** start of The data **

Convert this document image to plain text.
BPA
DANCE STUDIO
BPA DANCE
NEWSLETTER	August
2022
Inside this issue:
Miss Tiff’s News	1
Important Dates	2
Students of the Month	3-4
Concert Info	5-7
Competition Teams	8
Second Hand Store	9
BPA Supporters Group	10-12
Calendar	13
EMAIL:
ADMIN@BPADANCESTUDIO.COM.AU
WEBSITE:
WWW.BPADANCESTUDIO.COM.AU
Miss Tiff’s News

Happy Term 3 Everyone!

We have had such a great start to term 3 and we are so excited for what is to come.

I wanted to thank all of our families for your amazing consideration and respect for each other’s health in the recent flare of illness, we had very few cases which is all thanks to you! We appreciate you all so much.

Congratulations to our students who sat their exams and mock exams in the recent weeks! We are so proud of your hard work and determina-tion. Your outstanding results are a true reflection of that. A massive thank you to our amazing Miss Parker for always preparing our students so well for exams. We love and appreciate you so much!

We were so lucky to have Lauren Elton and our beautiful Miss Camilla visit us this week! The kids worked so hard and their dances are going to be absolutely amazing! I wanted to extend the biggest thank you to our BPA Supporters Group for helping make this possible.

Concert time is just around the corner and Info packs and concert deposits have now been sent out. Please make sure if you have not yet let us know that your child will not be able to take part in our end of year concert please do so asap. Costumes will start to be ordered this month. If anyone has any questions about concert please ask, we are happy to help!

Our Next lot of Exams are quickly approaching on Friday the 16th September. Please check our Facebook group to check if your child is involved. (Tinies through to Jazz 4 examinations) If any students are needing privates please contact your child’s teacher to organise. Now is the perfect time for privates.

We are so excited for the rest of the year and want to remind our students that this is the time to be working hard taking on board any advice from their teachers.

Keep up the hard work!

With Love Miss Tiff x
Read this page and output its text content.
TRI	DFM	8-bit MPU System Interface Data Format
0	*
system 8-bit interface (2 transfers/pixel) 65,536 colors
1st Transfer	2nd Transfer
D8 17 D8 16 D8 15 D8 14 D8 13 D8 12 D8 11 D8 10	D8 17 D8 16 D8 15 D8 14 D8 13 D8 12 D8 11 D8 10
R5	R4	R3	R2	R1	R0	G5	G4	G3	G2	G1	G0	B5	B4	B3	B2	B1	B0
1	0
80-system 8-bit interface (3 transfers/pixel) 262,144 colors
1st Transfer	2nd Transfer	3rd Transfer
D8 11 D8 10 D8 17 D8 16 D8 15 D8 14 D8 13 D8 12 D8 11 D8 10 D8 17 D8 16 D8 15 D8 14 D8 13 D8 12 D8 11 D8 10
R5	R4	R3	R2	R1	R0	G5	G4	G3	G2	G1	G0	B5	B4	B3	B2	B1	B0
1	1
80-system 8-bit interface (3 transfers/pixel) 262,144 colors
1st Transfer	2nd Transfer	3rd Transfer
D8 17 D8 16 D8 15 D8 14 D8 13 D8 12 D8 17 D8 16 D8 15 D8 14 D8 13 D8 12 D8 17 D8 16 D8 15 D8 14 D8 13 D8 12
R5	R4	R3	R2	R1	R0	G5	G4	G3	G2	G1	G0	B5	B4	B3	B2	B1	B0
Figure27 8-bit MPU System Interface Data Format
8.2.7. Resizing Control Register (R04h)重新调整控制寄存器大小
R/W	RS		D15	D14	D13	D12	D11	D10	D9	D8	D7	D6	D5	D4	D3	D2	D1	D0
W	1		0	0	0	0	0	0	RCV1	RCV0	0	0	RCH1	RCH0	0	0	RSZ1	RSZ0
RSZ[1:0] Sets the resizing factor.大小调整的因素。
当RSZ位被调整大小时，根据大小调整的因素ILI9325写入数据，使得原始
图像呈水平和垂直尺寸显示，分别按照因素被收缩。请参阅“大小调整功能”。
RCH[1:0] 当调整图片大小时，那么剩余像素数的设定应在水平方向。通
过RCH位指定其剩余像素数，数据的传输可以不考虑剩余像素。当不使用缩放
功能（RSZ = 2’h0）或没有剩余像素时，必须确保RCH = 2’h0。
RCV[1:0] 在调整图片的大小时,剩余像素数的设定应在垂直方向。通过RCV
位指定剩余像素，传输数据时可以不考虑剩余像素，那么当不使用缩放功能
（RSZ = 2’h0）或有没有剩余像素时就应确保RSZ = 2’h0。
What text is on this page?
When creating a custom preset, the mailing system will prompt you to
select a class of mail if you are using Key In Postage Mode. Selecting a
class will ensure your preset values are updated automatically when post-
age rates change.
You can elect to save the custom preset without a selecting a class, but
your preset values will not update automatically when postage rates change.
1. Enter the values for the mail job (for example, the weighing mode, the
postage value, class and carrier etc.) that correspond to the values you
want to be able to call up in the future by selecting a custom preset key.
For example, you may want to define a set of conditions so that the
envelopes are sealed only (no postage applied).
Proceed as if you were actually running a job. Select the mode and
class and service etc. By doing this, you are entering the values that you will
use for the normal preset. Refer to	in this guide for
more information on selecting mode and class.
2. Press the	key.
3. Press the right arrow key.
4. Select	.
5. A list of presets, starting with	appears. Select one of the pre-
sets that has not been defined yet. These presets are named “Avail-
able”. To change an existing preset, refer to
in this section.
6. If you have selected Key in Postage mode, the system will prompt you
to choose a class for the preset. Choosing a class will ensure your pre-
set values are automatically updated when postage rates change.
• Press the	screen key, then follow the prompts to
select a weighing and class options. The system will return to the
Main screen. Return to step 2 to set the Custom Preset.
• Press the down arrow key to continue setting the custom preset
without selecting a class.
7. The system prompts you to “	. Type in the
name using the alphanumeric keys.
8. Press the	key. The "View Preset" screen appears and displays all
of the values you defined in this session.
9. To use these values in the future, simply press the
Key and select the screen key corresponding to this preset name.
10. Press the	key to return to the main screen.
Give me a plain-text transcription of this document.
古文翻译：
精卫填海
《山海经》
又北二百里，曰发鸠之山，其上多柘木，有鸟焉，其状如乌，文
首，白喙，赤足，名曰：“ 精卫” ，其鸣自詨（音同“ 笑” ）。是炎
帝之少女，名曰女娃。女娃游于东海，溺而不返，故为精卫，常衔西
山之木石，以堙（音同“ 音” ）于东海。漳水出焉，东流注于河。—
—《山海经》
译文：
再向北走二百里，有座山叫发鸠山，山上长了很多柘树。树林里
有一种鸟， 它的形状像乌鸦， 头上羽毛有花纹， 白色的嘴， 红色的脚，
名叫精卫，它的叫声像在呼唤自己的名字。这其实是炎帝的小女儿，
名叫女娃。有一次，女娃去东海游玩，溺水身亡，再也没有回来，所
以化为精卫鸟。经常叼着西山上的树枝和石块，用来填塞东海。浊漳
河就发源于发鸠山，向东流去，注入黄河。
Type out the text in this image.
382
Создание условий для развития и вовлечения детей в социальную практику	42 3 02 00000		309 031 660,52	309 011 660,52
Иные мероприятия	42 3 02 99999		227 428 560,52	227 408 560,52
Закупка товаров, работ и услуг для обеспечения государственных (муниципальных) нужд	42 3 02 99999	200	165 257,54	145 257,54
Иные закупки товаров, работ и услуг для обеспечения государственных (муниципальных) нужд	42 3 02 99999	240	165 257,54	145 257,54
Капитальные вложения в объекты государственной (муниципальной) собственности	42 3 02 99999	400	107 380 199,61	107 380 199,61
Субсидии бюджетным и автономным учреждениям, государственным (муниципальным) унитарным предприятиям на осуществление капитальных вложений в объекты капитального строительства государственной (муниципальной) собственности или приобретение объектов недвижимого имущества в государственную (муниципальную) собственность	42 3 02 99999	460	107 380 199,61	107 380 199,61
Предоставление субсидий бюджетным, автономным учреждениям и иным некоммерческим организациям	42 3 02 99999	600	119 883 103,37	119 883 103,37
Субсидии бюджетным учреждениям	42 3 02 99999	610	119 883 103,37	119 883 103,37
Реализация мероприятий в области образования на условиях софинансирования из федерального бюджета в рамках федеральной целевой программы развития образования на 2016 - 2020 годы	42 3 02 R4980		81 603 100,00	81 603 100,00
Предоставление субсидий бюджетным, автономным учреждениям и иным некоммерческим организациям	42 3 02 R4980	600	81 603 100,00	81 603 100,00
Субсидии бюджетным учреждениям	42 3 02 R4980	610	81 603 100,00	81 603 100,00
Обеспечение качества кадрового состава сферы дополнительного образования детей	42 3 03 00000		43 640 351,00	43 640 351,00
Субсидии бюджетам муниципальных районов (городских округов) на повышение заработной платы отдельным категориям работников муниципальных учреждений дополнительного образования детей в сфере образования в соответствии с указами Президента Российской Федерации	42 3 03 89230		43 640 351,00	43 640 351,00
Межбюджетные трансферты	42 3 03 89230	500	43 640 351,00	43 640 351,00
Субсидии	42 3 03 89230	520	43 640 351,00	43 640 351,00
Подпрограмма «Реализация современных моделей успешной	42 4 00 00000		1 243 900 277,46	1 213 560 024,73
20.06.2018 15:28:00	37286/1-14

** end of The data **

Aim: Return each line that includes "without".

Task solution:
You can elect to save the custom preset without a selecting a class, but
without selecting a class.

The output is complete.